TASK DESCRIPTION: Give all of the lines again exactly as they read.

GIVEN RECORDS:
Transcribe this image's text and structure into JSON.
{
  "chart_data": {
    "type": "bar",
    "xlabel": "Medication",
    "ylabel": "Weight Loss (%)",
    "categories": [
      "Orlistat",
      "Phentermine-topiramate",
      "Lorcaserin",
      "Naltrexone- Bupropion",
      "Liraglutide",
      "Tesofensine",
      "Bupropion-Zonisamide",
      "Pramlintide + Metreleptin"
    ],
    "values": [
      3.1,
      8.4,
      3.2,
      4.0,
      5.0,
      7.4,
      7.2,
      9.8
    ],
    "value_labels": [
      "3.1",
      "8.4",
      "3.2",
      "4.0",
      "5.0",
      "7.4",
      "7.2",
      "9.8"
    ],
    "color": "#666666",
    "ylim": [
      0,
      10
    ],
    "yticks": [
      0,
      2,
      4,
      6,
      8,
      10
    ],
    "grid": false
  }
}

FINAL RESULT:
Transcribe this image's text and structure into JSON.
{
  "chart_data": {
    "type": "bar",
    "xlabel": "Medication",
    "ylabel": "Weight Loss (%)",
    "categories": [
      "Orlistat",
      "Phentermine-topiramate",
      "Lorcaserin",
      "Naltrexone- Bupropion",
      "Liraglutide",
      "Tesofensine",
      "Bupropion-Zonisamide",
      "Pramlintide + Metreleptin"
    ],
    "values": [
      3.1,
      8.4,
      3.2,
      4.0,
      5.0,
      7.4,
      7.2,
      9.8
    ],
    "value_labels": [
      "3.1",
      "8.4",
      "3.2",
      "4.0",
      "5.0",
      "7.4",
      "7.2",
      "9.8"
    ],
    "color": "#666666",
    "ylim": [
      0,
      10
    ],
    "yticks": [
      0,
      2,
      4,
      6,
      8,
      10
    ],
    "grid": false
  }
}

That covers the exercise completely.